▼
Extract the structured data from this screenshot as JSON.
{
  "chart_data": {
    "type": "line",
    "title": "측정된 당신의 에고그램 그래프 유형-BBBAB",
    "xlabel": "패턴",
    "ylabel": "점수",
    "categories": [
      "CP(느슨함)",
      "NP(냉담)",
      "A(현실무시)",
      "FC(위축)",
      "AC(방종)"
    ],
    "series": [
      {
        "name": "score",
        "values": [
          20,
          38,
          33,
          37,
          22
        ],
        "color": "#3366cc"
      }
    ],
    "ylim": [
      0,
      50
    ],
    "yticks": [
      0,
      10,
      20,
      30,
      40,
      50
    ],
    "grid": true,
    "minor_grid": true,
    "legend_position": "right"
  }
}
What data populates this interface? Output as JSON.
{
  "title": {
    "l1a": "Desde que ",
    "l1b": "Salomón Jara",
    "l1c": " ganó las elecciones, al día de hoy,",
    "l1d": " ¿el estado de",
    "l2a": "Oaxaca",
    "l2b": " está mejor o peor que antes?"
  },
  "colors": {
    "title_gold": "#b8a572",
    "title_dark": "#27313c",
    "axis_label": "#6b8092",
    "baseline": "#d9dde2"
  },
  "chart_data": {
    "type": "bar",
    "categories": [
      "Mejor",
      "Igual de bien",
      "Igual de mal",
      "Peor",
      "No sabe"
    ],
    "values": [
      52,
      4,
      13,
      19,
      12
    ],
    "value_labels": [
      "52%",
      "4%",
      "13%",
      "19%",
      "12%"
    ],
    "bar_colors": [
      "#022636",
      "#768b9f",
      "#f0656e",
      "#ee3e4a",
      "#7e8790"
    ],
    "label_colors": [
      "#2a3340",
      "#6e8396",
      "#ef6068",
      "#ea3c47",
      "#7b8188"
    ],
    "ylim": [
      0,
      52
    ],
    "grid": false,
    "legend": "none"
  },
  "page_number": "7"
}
▲
▼
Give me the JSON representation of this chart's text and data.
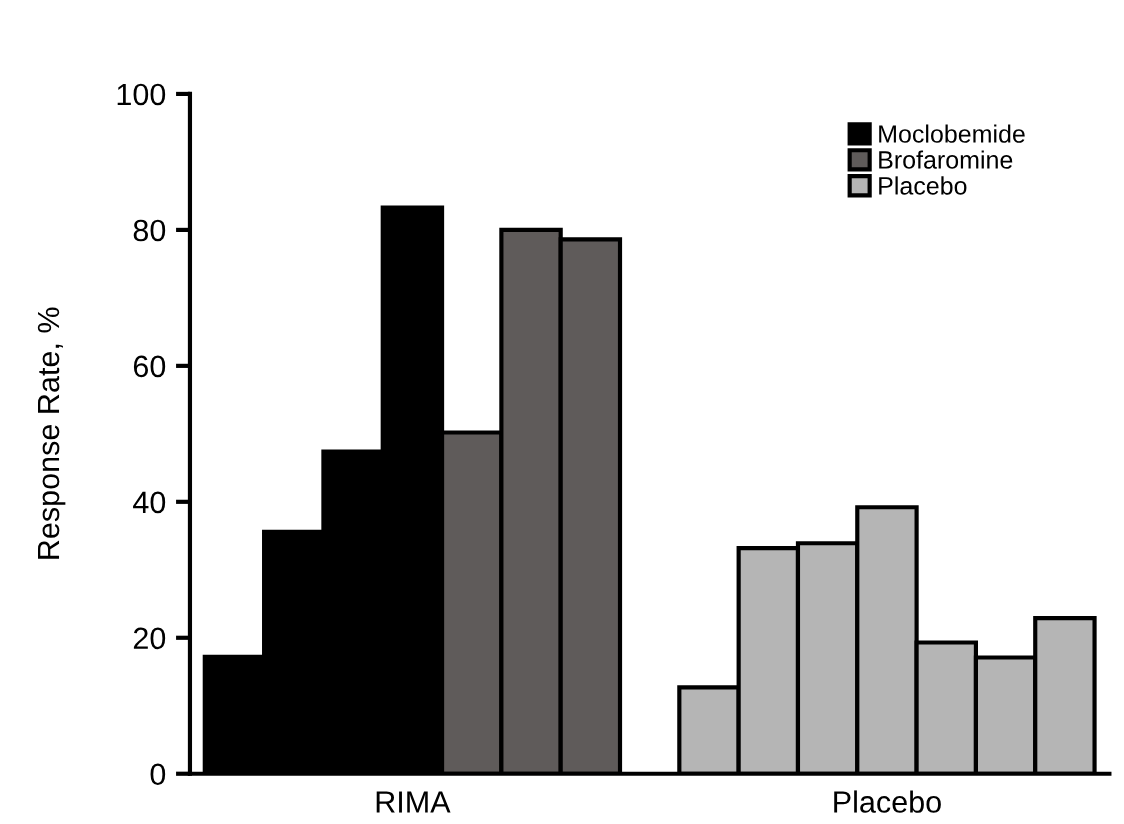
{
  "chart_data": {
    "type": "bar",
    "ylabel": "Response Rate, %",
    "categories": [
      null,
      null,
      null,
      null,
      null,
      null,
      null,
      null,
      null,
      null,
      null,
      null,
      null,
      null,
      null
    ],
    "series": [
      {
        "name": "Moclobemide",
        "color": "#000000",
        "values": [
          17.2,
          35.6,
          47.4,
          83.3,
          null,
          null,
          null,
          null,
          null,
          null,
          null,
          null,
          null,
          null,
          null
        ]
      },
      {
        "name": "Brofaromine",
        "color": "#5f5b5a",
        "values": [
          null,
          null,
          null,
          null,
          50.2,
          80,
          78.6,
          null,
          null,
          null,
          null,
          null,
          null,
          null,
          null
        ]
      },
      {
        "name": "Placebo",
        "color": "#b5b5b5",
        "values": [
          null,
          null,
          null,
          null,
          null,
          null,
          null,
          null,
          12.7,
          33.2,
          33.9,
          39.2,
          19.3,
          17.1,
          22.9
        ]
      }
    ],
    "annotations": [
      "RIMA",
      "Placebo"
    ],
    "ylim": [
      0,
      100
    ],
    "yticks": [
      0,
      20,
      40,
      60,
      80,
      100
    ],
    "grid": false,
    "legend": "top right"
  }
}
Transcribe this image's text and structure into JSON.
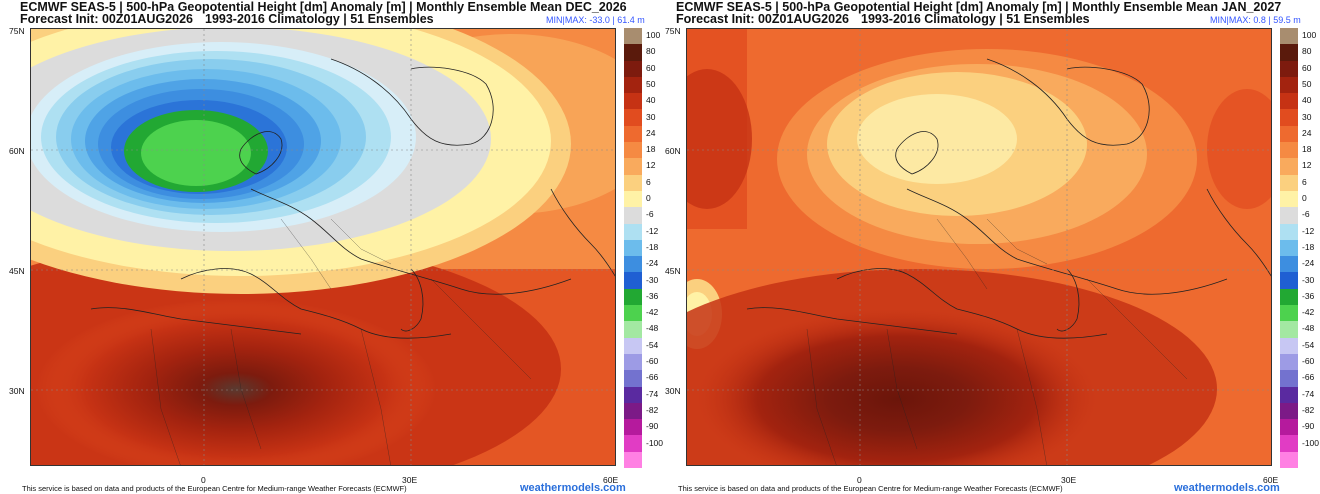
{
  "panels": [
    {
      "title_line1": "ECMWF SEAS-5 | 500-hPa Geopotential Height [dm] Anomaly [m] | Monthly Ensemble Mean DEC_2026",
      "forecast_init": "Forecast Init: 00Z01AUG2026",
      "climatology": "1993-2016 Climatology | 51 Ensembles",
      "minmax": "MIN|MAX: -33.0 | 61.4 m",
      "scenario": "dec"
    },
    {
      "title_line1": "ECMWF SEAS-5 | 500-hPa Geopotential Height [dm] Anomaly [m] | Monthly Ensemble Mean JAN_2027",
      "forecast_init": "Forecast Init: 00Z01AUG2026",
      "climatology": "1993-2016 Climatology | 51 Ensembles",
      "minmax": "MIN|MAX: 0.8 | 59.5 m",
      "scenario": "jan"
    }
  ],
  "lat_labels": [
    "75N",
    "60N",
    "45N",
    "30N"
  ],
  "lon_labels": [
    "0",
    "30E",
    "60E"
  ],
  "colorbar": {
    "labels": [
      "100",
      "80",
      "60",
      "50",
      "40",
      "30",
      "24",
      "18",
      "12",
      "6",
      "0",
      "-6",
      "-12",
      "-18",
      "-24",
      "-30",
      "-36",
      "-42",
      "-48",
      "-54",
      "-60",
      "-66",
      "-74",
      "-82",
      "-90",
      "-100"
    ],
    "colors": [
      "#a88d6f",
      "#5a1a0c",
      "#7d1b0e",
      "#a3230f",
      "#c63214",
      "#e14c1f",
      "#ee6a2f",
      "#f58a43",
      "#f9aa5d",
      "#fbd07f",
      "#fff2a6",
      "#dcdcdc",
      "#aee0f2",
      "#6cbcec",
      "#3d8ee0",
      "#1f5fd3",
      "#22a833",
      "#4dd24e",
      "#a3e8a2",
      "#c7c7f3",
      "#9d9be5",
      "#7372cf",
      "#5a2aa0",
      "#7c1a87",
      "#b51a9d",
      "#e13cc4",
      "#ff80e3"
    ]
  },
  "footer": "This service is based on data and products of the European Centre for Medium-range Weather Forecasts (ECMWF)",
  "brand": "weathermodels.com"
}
▲
▼
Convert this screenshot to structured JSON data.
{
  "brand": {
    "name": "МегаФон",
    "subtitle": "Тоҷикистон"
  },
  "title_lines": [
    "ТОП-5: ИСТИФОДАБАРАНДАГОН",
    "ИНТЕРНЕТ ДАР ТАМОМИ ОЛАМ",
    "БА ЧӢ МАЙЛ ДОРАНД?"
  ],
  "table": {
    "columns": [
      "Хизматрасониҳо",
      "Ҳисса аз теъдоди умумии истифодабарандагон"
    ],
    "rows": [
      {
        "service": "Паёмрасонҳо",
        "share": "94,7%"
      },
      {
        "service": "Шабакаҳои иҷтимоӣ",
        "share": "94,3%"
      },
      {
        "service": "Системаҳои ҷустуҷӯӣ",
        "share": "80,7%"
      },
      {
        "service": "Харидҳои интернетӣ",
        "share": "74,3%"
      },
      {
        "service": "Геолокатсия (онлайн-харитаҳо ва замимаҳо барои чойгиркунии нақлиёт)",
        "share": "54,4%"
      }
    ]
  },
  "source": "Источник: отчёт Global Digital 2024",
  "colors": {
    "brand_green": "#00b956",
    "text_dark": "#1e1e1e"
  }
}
▲
▶ Set problem:
In the entries above, find lines with "right" and copy each.

▶ Task solution:
    "legend_position": "right"
    "legend": "top right"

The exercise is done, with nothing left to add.